» Extracted data entries

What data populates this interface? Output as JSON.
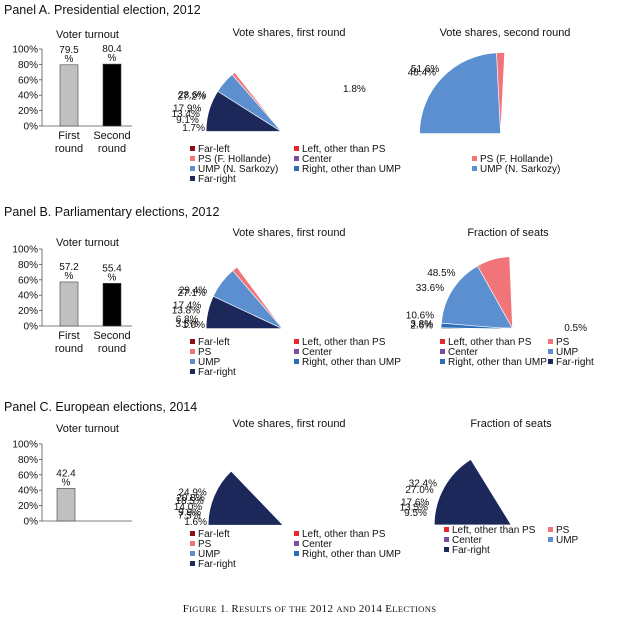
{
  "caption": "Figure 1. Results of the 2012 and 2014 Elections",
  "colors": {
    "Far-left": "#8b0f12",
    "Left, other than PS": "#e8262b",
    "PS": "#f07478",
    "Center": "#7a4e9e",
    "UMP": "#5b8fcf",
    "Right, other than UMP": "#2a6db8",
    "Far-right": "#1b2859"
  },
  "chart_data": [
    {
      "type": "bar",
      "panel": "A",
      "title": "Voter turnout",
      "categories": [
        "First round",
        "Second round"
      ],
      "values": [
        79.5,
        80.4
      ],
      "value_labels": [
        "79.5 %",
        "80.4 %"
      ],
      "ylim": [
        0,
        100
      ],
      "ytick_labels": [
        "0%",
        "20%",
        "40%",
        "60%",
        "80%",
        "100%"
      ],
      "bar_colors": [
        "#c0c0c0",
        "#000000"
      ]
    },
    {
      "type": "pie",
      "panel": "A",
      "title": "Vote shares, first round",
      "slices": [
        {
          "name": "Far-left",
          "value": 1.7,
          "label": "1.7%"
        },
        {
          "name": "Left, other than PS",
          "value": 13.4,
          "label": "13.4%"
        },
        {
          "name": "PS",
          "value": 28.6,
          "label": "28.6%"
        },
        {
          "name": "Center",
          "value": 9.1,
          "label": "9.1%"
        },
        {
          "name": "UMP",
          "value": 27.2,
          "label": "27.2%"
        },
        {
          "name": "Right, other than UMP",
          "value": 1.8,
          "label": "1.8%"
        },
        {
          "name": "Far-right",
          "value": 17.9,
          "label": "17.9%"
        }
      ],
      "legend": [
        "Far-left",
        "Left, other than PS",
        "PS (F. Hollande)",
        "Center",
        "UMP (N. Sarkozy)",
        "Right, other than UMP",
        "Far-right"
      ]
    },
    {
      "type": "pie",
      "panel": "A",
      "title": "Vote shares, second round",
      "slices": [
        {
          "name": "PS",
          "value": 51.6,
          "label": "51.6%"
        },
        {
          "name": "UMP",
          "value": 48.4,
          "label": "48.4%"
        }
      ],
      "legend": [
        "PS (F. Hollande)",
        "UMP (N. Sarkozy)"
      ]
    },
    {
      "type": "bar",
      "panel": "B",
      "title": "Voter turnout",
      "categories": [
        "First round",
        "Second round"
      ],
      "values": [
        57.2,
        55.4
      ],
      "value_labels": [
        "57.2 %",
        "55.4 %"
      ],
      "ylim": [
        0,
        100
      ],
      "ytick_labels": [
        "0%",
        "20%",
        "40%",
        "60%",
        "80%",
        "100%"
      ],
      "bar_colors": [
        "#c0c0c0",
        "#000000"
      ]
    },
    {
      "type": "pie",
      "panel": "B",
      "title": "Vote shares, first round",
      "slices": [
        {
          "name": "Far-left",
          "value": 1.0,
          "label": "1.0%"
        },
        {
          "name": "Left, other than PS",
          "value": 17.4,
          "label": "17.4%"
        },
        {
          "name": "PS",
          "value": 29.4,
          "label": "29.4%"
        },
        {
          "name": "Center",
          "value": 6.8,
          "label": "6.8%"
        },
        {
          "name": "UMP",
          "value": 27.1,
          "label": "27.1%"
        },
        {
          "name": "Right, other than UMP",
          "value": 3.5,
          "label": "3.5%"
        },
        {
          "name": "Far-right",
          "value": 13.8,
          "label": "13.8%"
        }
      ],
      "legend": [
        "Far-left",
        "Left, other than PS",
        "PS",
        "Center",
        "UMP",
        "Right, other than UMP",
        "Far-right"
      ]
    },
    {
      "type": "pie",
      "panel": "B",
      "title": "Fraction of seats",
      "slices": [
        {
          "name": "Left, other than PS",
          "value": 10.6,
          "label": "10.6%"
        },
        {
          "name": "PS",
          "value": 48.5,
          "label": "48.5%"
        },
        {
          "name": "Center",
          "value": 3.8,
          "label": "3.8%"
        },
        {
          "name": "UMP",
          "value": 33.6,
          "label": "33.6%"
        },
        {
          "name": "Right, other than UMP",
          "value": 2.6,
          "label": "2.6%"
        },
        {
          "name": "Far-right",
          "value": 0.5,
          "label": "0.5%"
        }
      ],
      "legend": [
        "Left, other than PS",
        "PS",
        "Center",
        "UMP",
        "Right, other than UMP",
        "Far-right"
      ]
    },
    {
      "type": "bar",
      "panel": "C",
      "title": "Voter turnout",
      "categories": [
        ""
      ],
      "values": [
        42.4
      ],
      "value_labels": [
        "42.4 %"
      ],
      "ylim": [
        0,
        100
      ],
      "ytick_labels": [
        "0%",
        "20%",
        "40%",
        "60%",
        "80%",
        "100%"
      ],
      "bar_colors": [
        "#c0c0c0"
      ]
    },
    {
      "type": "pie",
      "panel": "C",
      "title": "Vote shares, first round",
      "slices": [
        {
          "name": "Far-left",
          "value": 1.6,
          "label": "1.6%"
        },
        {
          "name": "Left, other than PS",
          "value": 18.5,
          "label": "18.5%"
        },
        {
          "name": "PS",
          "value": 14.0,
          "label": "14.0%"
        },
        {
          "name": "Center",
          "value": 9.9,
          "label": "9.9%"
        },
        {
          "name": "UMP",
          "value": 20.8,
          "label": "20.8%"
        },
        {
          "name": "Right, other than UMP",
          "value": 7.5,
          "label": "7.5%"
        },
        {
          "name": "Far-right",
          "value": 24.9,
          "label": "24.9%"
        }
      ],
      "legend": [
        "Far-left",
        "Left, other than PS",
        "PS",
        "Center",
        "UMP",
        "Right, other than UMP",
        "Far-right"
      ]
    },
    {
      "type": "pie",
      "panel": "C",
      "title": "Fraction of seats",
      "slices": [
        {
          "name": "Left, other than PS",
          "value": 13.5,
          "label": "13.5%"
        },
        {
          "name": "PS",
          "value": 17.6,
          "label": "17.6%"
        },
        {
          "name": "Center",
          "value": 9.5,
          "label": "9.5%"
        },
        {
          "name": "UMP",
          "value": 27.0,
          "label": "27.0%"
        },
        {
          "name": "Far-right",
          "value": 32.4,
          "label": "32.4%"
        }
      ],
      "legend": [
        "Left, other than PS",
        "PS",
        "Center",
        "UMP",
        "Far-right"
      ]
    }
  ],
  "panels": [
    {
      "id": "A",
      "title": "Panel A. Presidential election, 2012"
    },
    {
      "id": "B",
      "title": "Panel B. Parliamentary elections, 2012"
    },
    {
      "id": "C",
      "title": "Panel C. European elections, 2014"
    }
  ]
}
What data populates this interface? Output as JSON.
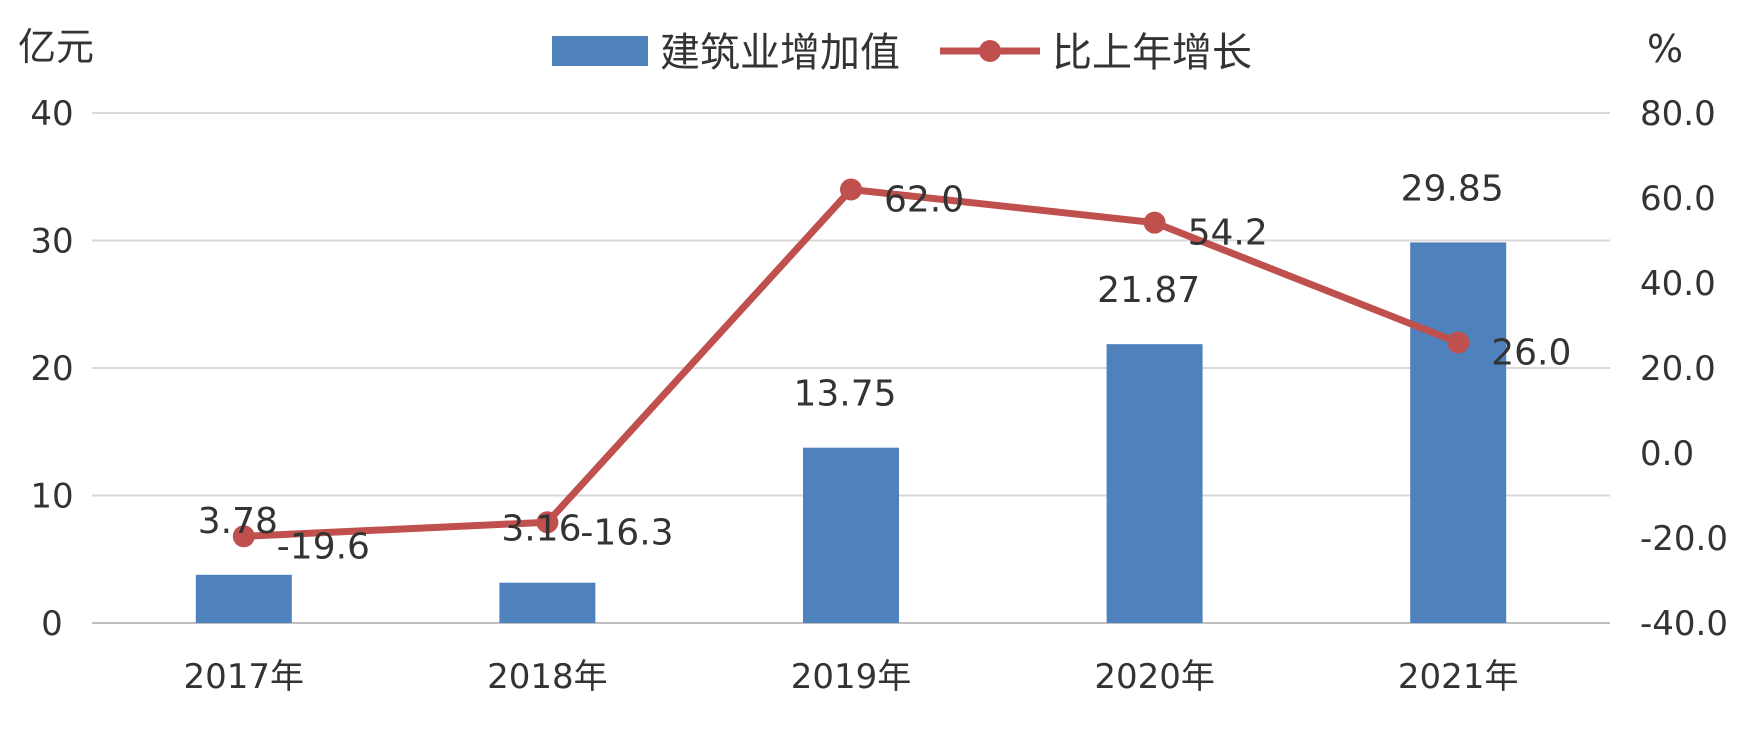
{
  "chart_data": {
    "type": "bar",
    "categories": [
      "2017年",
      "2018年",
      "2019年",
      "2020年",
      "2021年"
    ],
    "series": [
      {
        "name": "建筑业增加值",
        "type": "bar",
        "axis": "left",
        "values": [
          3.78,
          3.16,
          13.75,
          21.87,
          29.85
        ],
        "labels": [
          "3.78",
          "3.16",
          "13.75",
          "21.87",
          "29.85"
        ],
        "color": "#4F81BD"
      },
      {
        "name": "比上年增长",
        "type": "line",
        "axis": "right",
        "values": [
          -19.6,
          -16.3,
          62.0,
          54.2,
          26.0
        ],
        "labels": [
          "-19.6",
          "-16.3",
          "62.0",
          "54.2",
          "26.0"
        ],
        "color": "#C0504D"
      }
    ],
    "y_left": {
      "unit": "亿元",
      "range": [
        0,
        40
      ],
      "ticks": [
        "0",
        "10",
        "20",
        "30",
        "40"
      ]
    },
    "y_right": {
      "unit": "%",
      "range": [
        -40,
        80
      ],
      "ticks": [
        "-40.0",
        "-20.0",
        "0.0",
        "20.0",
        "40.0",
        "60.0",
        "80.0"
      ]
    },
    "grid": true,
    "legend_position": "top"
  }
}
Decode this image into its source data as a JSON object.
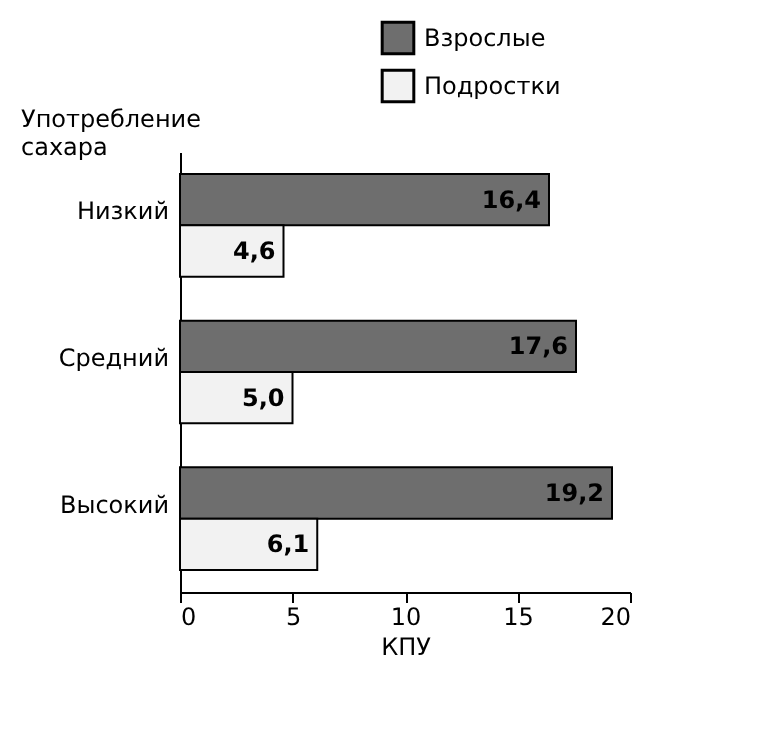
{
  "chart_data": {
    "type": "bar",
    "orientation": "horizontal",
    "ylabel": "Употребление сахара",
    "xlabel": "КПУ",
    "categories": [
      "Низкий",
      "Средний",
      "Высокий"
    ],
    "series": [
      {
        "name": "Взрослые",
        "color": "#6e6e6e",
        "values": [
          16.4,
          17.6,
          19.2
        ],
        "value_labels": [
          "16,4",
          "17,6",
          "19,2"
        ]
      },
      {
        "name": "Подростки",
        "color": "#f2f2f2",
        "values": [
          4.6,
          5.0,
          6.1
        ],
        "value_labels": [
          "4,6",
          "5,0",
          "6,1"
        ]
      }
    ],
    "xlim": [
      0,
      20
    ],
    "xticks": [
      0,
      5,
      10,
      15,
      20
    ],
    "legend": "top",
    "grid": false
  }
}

» Written problem
Copy exactly the lines from the one containing "Decode this image" through the final line of the records above, both included, and leave out any pictures.

» Task result
Decode this image into its source data as a JSON object.
{
  "chart_data": {
    "type": "bar",
    "orientation": "horizontal",
    "ylabel": "Употребление сахара",
    "xlabel": "КПУ",
    "categories": [
      "Низкий",
      "Средний",
      "Высокий"
    ],
    "series": [
      {
        "name": "Взрослые",
        "color": "#6e6e6e",
        "values": [
          16.4,
          17.6,
          19.2
        ],
        "value_labels": [
          "16,4",
          "17,6",
          "19,2"
        ]
      },
      {
        "name": "Подростки",
        "color": "#f2f2f2",
        "values": [
          4.6,
          5.0,
          6.1
        ],
        "value_labels": [
          "4,6",
          "5,0",
          "6,1"
        ]
      }
    ],
    "xlim": [
      0,
      20
    ],
    "xticks": [
      0,
      5,
      10,
      15,
      20
    ],
    "legend": "top",
    "grid": false
  }
}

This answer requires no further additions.